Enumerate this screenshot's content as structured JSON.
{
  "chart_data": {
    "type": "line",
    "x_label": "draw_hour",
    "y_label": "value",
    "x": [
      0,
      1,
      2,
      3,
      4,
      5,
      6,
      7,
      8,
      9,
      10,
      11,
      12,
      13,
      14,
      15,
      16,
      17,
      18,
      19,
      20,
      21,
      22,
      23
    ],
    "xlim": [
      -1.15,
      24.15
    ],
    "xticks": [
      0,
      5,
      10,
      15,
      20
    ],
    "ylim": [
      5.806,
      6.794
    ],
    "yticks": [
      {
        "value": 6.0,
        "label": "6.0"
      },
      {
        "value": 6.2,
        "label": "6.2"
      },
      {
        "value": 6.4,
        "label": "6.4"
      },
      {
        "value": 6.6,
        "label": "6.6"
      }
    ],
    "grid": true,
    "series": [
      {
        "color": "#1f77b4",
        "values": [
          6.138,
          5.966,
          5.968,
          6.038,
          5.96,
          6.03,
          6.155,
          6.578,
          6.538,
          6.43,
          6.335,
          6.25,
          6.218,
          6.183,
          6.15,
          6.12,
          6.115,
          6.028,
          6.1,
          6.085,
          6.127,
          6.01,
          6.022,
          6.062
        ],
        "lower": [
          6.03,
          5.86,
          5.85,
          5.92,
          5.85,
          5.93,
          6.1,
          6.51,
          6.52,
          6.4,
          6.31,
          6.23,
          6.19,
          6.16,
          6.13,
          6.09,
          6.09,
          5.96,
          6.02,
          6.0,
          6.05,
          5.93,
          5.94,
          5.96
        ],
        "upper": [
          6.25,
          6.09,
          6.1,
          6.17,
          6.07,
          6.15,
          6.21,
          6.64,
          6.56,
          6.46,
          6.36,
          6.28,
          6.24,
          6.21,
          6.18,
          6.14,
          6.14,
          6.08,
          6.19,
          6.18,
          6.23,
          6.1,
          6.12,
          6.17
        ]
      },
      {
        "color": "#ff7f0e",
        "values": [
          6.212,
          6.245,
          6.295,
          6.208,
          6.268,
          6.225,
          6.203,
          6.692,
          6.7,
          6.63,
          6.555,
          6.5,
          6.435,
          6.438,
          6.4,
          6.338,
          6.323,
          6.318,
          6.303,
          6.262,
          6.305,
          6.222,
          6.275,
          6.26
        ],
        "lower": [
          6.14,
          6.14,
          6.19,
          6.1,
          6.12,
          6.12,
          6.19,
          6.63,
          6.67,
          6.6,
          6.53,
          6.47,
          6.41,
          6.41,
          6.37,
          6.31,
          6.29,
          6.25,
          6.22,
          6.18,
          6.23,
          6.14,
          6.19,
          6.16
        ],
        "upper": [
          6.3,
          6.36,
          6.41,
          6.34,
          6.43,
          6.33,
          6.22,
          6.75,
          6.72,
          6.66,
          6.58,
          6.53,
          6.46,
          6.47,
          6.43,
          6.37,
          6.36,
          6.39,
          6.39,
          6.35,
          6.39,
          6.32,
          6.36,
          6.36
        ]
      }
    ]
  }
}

· · ·

_AIM OF THE EXERCISE:_
Copy the data above in full, character for character.

_ANSWER TO THE TASK:_
Enumerate this screenshot's content as structured JSON.
{
  "chart_data": {
    "type": "line",
    "x_label": "draw_hour",
    "y_label": "value",
    "x": [
      0,
      1,
      2,
      3,
      4,
      5,
      6,
      7,
      8,
      9,
      10,
      11,
      12,
      13,
      14,
      15,
      16,
      17,
      18,
      19,
      20,
      21,
      22,
      23
    ],
    "xlim": [
      -1.15,
      24.15
    ],
    "xticks": [
      0,
      5,
      10,
      15,
      20
    ],
    "ylim": [
      5.806,
      6.794
    ],
    "yticks": [
      {
        "value": 6.0,
        "label": "6.0"
      },
      {
        "value": 6.2,
        "label": "6.2"
      },
      {
        "value": 6.4,
        "label": "6.4"
      },
      {
        "value": 6.6,
        "label": "6.6"
      }
    ],
    "grid": true,
    "series": [
      {
        "color": "#1f77b4",
        "values": [
          6.138,
          5.966,
          5.968,
          6.038,
          5.96,
          6.03,
          6.155,
          6.578,
          6.538,
          6.43,
          6.335,
          6.25,
          6.218,
          6.183,
          6.15,
          6.12,
          6.115,
          6.028,
          6.1,
          6.085,
          6.127,
          6.01,
          6.022,
          6.062
        ],
        "lower": [
          6.03,
          5.86,
          5.85,
          5.92,
          5.85,
          5.93,
          6.1,
          6.51,
          6.52,
          6.4,
          6.31,
          6.23,
          6.19,
          6.16,
          6.13,
          6.09,
          6.09,
          5.96,
          6.02,
          6.0,
          6.05,
          5.93,
          5.94,
          5.96
        ],
        "upper": [
          6.25,
          6.09,
          6.1,
          6.17,
          6.07,
          6.15,
          6.21,
          6.64,
          6.56,
          6.46,
          6.36,
          6.28,
          6.24,
          6.21,
          6.18,
          6.14,
          6.14,
          6.08,
          6.19,
          6.18,
          6.23,
          6.1,
          6.12,
          6.17
        ]
      },
      {
        "color": "#ff7f0e",
        "values": [
          6.212,
          6.245,
          6.295,
          6.208,
          6.268,
          6.225,
          6.203,
          6.692,
          6.7,
          6.63,
          6.555,
          6.5,
          6.435,
          6.438,
          6.4,
          6.338,
          6.323,
          6.318,
          6.303,
          6.262,
          6.305,
          6.222,
          6.275,
          6.26
        ],
        "lower": [
          6.14,
          6.14,
          6.19,
          6.1,
          6.12,
          6.12,
          6.19,
          6.63,
          6.67,
          6.6,
          6.53,
          6.47,
          6.41,
          6.41,
          6.37,
          6.31,
          6.29,
          6.25,
          6.22,
          6.18,
          6.23,
          6.14,
          6.19,
          6.16
        ],
        "upper": [
          6.3,
          6.36,
          6.41,
          6.34,
          6.43,
          6.33,
          6.22,
          6.75,
          6.72,
          6.66,
          6.58,
          6.53,
          6.46,
          6.47,
          6.43,
          6.37,
          6.36,
          6.39,
          6.39,
          6.35,
          6.39,
          6.32,
          6.36,
          6.36
        ]
      }
    ]
  }
}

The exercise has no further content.